* **TASK TO COMPLETE**: Note how many lines include the word "time", and give that number by itself.

━━━━━ SUPPLIED RECORDS ━━━━━

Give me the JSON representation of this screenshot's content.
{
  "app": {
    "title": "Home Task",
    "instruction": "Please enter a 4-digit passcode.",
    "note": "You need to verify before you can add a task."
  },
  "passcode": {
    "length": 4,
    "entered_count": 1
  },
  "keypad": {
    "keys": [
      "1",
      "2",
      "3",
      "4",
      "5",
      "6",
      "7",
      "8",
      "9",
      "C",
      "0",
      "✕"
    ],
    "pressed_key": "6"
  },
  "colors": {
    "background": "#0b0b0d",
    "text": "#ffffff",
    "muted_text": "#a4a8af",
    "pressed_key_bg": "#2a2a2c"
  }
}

━━━━━
━━━━━ SUPPLIED RECORDS ━━━━━

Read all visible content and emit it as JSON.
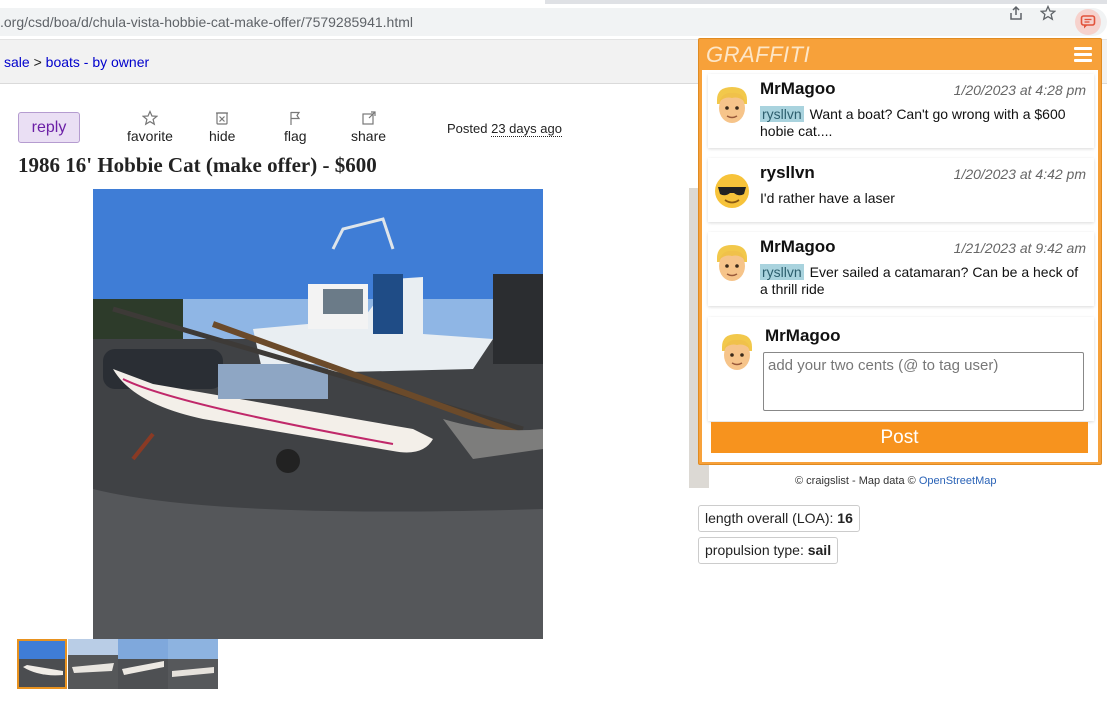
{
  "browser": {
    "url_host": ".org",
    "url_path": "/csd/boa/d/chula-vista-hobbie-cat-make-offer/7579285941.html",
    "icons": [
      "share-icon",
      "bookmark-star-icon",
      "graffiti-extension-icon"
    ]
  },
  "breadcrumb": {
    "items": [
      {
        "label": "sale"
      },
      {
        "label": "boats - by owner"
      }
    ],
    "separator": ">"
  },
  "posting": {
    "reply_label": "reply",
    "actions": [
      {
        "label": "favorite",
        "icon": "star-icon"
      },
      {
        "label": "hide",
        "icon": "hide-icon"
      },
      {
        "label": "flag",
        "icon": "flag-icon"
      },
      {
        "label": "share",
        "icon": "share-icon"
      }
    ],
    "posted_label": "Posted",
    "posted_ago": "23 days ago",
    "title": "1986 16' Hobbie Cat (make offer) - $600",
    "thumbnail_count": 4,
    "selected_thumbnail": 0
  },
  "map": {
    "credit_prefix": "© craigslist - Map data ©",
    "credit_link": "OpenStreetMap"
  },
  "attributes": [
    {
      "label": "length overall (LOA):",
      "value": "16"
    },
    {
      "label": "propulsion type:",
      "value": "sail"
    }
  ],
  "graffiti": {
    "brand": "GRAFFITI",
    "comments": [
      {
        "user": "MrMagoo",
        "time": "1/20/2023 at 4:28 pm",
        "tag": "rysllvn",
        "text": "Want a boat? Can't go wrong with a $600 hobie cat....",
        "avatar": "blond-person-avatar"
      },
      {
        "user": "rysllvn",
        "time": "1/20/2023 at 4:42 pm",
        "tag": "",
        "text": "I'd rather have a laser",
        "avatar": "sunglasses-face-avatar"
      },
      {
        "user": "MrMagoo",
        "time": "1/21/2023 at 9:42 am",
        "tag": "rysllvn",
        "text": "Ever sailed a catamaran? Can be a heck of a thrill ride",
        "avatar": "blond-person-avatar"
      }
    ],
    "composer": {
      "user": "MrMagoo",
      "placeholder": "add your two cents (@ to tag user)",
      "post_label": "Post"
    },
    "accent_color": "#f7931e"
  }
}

━━━━━
━━━━━ SUPPLIED RECORDS ━━━━━

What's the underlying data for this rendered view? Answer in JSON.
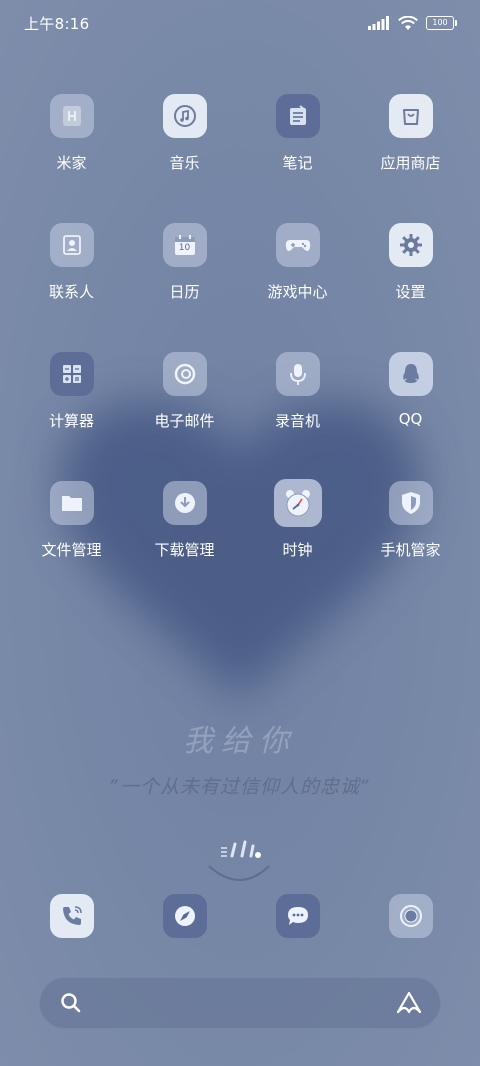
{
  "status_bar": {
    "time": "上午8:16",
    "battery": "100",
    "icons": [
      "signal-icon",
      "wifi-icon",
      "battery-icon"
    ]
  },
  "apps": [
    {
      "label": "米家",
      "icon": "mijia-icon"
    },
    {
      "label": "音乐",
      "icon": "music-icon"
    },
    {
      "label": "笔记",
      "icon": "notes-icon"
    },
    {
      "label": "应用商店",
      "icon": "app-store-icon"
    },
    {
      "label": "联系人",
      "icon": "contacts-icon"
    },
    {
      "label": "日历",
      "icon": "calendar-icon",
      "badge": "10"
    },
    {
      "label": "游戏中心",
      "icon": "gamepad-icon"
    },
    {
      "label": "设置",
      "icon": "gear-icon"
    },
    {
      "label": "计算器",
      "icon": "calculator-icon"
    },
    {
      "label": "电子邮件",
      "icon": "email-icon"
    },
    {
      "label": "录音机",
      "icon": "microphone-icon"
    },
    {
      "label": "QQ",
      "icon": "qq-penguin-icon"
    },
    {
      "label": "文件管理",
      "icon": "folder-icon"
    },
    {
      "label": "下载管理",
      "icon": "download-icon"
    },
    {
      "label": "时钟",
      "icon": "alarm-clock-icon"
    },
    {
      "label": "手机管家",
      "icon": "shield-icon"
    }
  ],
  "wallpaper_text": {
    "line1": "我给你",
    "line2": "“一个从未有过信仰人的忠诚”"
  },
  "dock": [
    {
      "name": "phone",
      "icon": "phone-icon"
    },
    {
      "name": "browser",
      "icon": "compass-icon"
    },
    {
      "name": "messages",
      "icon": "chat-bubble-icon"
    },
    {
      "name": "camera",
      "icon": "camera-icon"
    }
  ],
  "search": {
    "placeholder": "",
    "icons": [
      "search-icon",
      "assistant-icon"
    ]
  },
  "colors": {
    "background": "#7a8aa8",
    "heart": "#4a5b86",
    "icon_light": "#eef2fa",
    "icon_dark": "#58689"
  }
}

━━━━━

* **TASK RESPONSE**: 4